- **Exercise prompt**: Can you transcribe every line exactly and leave the pictures behind?

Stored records
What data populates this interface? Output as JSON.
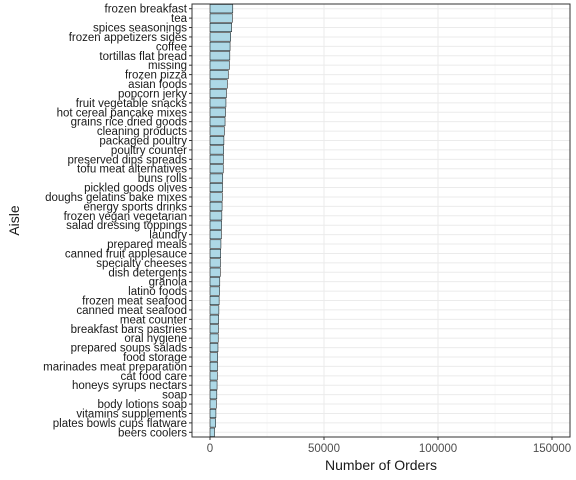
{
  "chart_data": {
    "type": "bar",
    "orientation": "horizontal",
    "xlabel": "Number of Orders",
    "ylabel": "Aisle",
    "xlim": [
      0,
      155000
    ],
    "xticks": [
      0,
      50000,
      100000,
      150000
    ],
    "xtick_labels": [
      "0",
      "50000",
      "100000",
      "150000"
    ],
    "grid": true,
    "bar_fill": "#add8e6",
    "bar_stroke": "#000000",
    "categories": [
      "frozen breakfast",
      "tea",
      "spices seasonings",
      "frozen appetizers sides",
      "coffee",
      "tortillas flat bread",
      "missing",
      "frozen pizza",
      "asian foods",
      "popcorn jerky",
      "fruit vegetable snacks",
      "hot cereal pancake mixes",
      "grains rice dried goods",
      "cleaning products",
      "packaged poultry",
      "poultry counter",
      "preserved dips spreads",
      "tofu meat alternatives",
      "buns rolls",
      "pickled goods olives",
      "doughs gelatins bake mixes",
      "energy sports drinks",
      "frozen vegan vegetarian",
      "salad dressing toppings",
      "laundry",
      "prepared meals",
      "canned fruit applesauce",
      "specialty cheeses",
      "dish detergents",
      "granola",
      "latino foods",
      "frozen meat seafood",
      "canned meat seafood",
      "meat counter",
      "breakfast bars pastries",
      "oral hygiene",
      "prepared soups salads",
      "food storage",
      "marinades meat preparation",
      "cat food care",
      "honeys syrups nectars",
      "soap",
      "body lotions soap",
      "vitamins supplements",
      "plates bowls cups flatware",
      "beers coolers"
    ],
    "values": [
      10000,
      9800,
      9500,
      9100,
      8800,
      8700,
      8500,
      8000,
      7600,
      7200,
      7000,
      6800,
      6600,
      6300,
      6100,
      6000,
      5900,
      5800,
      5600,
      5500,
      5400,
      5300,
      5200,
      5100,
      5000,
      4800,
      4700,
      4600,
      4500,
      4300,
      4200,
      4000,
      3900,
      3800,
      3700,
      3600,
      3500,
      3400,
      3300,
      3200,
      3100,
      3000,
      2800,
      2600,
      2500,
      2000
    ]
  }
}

- **Solution for this exercise**:
What data populates this interface? Output as JSON.
{
  "chart_data": {
    "type": "bar",
    "orientation": "horizontal",
    "xlabel": "Number of Orders",
    "ylabel": "Aisle",
    "xlim": [
      0,
      155000
    ],
    "xticks": [
      0,
      50000,
      100000,
      150000
    ],
    "xtick_labels": [
      "0",
      "50000",
      "100000",
      "150000"
    ],
    "grid": true,
    "bar_fill": "#add8e6",
    "bar_stroke": "#000000",
    "categories": [
      "frozen breakfast",
      "tea",
      "spices seasonings",
      "frozen appetizers sides",
      "coffee",
      "tortillas flat bread",
      "missing",
      "frozen pizza",
      "asian foods",
      "popcorn jerky",
      "fruit vegetable snacks",
      "hot cereal pancake mixes",
      "grains rice dried goods",
      "cleaning products",
      "packaged poultry",
      "poultry counter",
      "preserved dips spreads",
      "tofu meat alternatives",
      "buns rolls",
      "pickled goods olives",
      "doughs gelatins bake mixes",
      "energy sports drinks",
      "frozen vegan vegetarian",
      "salad dressing toppings",
      "laundry",
      "prepared meals",
      "canned fruit applesauce",
      "specialty cheeses",
      "dish detergents",
      "granola",
      "latino foods",
      "frozen meat seafood",
      "canned meat seafood",
      "meat counter",
      "breakfast bars pastries",
      "oral hygiene",
      "prepared soups salads",
      "food storage",
      "marinades meat preparation",
      "cat food care",
      "honeys syrups nectars",
      "soap",
      "body lotions soap",
      "vitamins supplements",
      "plates bowls cups flatware",
      "beers coolers"
    ],
    "values": [
      10000,
      9800,
      9500,
      9100,
      8800,
      8700,
      8500,
      8000,
      7600,
      7200,
      7000,
      6800,
      6600,
      6300,
      6100,
      6000,
      5900,
      5800,
      5600,
      5500,
      5400,
      5300,
      5200,
      5100,
      5000,
      4800,
      4700,
      4600,
      4500,
      4300,
      4200,
      4000,
      3900,
      3800,
      3700,
      3600,
      3500,
      3400,
      3300,
      3200,
      3100,
      3000,
      2800,
      2600,
      2500,
      2000
    ]
  }
}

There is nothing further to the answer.